Write out, unchanged, the lines from the very first one through the line that contains "token-select-prompt: Seleccione los".

* BEGIN *

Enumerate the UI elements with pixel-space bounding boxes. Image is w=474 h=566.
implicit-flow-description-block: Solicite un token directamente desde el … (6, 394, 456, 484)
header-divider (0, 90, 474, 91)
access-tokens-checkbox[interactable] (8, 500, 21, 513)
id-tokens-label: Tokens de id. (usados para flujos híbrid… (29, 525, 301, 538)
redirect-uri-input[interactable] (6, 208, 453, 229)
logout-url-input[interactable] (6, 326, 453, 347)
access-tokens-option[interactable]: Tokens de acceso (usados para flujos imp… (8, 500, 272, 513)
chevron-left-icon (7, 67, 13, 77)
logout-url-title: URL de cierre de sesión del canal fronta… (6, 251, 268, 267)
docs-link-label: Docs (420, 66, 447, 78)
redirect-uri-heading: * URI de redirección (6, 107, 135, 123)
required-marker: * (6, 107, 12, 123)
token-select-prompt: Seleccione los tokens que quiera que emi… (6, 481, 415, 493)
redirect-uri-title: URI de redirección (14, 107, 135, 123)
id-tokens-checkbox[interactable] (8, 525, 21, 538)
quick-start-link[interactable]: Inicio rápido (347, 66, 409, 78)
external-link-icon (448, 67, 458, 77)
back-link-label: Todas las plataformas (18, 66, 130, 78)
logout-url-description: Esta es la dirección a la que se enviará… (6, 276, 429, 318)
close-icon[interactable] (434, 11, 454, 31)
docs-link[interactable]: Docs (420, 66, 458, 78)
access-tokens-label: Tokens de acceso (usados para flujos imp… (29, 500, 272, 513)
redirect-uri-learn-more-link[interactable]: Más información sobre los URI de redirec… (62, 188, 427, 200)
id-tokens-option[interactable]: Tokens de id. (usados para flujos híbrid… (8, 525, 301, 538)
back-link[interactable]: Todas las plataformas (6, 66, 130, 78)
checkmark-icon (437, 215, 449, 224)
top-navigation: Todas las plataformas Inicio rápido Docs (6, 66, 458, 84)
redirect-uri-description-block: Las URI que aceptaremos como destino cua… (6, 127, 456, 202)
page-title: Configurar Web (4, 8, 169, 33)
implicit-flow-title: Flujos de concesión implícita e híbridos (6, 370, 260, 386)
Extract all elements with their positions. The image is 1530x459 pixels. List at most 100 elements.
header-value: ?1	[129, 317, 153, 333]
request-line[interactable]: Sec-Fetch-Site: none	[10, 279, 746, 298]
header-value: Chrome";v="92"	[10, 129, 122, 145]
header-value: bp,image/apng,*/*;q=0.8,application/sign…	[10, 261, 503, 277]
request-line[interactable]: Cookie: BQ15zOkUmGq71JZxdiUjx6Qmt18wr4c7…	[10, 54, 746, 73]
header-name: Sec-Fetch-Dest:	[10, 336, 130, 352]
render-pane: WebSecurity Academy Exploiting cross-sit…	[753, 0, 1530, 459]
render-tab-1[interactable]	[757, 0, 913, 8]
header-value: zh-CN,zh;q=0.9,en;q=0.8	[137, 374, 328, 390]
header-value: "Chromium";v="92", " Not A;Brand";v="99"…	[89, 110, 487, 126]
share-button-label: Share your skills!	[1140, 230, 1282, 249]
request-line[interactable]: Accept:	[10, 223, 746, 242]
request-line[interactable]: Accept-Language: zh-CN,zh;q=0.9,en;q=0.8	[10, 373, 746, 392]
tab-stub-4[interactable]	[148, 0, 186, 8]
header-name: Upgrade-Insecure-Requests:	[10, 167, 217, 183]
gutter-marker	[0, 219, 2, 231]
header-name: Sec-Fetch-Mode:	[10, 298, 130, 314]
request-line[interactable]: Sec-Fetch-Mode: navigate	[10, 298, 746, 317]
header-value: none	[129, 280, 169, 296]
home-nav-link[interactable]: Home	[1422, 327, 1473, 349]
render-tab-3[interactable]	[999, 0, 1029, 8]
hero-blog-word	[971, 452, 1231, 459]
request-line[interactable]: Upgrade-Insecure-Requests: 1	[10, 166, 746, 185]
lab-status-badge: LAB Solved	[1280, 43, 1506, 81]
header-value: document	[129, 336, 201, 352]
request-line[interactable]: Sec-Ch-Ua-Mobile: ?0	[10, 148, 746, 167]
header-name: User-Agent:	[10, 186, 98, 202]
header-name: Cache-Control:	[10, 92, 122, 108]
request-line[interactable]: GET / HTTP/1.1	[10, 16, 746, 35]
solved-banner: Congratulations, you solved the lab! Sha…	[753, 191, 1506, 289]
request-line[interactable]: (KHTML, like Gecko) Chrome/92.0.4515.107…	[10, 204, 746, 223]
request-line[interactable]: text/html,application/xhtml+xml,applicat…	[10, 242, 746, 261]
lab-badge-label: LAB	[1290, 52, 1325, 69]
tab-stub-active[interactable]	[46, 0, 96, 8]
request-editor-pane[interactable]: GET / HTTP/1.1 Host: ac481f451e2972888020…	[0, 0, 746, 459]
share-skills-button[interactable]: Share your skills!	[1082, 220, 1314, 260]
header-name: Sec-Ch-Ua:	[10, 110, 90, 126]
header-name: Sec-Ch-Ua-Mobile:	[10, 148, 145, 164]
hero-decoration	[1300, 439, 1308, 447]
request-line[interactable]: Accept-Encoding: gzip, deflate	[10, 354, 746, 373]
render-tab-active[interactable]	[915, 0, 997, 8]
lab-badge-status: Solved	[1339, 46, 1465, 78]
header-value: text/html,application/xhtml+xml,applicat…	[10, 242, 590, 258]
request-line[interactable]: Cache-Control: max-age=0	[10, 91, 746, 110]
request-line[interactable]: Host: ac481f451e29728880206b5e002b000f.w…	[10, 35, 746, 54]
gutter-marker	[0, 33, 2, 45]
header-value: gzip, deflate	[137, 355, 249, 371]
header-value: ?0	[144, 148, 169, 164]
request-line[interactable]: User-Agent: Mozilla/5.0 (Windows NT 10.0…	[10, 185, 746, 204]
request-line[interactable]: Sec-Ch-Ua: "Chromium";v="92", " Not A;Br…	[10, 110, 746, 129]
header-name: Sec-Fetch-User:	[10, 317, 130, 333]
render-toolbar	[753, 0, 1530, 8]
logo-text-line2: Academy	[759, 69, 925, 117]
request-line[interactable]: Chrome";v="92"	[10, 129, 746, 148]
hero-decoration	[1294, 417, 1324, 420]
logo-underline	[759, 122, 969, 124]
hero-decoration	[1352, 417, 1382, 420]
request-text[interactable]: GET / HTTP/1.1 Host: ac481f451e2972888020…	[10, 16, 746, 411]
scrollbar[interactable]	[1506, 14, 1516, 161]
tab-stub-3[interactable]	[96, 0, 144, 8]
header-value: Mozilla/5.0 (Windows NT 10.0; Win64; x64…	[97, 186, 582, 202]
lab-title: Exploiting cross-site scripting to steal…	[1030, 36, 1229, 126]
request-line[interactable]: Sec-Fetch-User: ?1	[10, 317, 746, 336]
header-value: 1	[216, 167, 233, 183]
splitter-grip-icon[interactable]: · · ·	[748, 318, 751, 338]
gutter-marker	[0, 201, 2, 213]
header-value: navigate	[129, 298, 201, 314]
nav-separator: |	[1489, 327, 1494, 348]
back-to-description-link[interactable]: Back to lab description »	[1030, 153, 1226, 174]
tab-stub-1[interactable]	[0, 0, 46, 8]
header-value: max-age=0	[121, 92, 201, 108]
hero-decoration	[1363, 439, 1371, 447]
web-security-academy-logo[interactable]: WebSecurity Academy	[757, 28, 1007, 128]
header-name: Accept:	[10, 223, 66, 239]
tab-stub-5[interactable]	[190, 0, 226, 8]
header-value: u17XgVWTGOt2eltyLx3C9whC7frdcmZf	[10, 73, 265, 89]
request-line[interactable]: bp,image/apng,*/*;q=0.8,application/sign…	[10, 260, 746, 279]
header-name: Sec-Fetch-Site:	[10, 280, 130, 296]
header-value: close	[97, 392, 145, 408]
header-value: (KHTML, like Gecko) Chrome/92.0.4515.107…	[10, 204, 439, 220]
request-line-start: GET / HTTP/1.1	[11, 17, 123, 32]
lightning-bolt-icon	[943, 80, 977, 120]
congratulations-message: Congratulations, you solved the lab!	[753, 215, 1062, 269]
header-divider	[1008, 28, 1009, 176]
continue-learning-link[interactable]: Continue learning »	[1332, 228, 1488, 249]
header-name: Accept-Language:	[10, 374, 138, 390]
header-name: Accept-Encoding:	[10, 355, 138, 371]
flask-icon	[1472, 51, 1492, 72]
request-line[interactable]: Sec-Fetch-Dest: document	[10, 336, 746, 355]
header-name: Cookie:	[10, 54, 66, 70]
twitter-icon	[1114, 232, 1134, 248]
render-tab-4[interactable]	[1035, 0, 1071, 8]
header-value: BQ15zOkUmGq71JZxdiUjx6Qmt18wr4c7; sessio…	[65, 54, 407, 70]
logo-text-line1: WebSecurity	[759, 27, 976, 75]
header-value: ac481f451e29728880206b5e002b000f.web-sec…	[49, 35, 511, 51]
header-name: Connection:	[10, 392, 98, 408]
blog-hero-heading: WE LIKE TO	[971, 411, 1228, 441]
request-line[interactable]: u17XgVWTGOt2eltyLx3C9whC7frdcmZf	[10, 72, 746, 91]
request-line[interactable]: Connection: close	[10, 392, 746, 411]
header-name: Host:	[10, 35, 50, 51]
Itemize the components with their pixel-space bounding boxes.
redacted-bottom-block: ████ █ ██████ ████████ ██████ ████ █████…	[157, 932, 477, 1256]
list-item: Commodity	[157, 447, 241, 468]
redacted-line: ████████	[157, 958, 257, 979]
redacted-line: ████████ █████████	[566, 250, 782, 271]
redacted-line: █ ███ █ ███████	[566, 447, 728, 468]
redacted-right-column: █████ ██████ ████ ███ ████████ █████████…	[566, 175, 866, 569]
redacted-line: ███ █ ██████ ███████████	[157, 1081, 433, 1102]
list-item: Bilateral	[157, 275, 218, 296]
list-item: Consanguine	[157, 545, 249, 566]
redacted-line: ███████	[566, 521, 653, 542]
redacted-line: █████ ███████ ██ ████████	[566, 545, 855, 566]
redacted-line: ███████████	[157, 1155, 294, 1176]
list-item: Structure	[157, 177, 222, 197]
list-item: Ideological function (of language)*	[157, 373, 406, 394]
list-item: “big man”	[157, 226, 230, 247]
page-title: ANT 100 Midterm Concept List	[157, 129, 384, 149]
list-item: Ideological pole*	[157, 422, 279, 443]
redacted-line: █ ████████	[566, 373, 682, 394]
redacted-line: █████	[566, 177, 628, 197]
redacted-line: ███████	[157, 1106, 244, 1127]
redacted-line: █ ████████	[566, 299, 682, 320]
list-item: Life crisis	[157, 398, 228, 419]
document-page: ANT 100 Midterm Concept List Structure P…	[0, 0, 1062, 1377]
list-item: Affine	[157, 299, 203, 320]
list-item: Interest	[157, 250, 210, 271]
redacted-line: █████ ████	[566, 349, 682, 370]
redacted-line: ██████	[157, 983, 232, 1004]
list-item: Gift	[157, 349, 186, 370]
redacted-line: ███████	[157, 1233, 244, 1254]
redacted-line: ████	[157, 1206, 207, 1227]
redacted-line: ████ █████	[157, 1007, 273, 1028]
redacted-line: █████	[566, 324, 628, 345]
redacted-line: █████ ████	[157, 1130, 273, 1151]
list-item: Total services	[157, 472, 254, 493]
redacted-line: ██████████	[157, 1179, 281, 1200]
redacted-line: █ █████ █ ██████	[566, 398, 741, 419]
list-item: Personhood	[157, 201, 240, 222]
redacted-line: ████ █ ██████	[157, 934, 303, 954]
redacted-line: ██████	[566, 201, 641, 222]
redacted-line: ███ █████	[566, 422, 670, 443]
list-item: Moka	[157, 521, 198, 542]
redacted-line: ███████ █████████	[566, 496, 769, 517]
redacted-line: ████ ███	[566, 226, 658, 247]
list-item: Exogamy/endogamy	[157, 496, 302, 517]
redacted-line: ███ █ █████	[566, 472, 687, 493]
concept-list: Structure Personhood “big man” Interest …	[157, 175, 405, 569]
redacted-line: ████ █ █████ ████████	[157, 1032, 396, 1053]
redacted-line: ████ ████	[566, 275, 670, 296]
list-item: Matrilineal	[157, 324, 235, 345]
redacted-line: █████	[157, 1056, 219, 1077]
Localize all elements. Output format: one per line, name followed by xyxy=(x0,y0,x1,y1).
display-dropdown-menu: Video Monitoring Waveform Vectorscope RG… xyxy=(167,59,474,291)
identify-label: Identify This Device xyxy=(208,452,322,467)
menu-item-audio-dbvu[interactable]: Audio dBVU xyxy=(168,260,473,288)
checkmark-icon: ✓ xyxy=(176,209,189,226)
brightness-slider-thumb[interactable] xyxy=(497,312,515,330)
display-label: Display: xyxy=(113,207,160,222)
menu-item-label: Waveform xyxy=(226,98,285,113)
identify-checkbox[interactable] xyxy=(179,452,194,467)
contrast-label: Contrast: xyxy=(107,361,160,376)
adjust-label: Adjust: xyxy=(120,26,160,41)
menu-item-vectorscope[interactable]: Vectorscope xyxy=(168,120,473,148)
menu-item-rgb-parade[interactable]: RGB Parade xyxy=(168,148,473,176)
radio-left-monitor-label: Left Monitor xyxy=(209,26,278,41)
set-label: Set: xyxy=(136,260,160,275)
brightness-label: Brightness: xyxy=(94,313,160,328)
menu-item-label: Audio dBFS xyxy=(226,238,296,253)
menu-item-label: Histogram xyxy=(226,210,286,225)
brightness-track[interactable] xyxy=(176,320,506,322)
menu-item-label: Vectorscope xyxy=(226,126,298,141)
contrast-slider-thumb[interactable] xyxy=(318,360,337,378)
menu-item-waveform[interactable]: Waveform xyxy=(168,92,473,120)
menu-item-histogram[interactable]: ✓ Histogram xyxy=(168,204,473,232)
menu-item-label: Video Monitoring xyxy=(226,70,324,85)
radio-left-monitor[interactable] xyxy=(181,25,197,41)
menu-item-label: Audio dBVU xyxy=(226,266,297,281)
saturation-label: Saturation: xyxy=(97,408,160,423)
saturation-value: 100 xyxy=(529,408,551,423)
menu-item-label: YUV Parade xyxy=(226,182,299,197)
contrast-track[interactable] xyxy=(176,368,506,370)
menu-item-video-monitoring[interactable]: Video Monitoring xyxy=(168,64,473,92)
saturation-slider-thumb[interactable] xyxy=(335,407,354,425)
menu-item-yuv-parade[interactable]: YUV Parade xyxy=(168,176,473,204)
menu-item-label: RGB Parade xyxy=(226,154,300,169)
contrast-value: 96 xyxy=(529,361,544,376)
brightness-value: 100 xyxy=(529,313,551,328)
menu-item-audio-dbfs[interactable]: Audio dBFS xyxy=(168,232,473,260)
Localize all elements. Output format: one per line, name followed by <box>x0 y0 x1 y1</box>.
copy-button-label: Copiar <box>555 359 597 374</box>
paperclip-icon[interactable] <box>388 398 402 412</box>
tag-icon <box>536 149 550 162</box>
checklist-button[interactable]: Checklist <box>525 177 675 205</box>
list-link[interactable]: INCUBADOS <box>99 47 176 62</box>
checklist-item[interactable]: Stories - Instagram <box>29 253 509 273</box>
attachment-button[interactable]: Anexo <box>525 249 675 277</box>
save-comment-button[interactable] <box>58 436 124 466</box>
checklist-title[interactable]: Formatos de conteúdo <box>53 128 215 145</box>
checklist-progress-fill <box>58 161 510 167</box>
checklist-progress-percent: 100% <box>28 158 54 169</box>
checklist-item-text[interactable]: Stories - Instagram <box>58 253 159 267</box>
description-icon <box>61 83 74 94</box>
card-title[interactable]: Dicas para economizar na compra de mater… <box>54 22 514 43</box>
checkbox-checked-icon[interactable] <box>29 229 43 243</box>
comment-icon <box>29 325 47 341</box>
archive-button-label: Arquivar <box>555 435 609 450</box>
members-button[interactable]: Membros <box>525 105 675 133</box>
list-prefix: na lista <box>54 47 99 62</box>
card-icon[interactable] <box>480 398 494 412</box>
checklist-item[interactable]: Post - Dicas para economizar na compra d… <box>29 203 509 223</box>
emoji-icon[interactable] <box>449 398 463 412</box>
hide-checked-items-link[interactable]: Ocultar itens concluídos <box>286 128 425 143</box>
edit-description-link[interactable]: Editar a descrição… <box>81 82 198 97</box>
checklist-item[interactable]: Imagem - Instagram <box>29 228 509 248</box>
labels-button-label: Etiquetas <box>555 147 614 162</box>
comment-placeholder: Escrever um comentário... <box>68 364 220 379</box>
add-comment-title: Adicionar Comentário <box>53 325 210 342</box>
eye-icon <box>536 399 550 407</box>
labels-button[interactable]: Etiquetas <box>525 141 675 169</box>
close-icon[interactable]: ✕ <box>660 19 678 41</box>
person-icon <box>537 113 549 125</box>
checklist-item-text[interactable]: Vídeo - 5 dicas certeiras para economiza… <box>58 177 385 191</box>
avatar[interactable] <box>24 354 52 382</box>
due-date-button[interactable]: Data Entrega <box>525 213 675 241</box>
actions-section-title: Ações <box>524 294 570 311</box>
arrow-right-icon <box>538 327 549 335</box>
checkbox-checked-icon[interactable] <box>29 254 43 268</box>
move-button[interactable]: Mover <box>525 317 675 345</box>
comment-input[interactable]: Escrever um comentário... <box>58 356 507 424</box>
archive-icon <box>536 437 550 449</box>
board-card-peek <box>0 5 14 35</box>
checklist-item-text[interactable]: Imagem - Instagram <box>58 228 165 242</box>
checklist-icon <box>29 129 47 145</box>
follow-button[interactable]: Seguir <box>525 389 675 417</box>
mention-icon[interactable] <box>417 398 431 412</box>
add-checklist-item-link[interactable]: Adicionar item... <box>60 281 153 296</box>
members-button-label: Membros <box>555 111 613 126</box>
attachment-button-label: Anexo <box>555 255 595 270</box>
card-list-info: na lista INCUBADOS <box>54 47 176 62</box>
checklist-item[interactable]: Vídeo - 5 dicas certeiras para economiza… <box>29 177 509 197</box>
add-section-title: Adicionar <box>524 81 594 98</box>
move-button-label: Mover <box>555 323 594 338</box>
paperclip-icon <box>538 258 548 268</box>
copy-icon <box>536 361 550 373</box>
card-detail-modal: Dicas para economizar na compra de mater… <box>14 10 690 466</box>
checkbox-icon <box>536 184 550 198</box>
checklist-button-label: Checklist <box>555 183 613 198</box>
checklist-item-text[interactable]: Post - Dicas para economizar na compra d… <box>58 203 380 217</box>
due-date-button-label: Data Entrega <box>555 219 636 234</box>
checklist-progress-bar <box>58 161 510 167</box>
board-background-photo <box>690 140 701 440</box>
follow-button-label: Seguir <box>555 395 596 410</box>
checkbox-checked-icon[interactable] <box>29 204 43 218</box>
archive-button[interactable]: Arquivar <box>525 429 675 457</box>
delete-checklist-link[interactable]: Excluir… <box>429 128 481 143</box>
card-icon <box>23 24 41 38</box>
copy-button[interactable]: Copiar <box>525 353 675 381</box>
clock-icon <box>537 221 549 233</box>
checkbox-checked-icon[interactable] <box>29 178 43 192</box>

* END *

* _TASK SOLUTION_
Enumerate the UI elements with pixel-space bounding boxes. Image is w=474 h=566.
implicit-flow-description-block: Solicite un token directamente desde el … (6, 394, 456, 484)
header-divider (0, 90, 474, 91)
access-tokens-checkbox[interactable] (8, 500, 21, 513)
id-tokens-label: Tokens de id. (usados para flujos híbrid… (29, 525, 301, 538)
redirect-uri-input[interactable] (6, 208, 453, 229)
logout-url-input[interactable] (6, 326, 453, 347)
access-tokens-option[interactable]: Tokens de acceso (usados para flujos imp… (8, 500, 272, 513)
chevron-left-icon (7, 67, 13, 77)
logout-url-title: URL de cierre de sesión del canal fronta… (6, 251, 268, 267)
docs-link-label: Docs (420, 66, 447, 78)
redirect-uri-heading: * URI de redirección (6, 107, 135, 123)
required-marker: * (6, 107, 12, 123)
token-select-prompt: Seleccione los tokens que quiera que emi… (6, 481, 415, 493)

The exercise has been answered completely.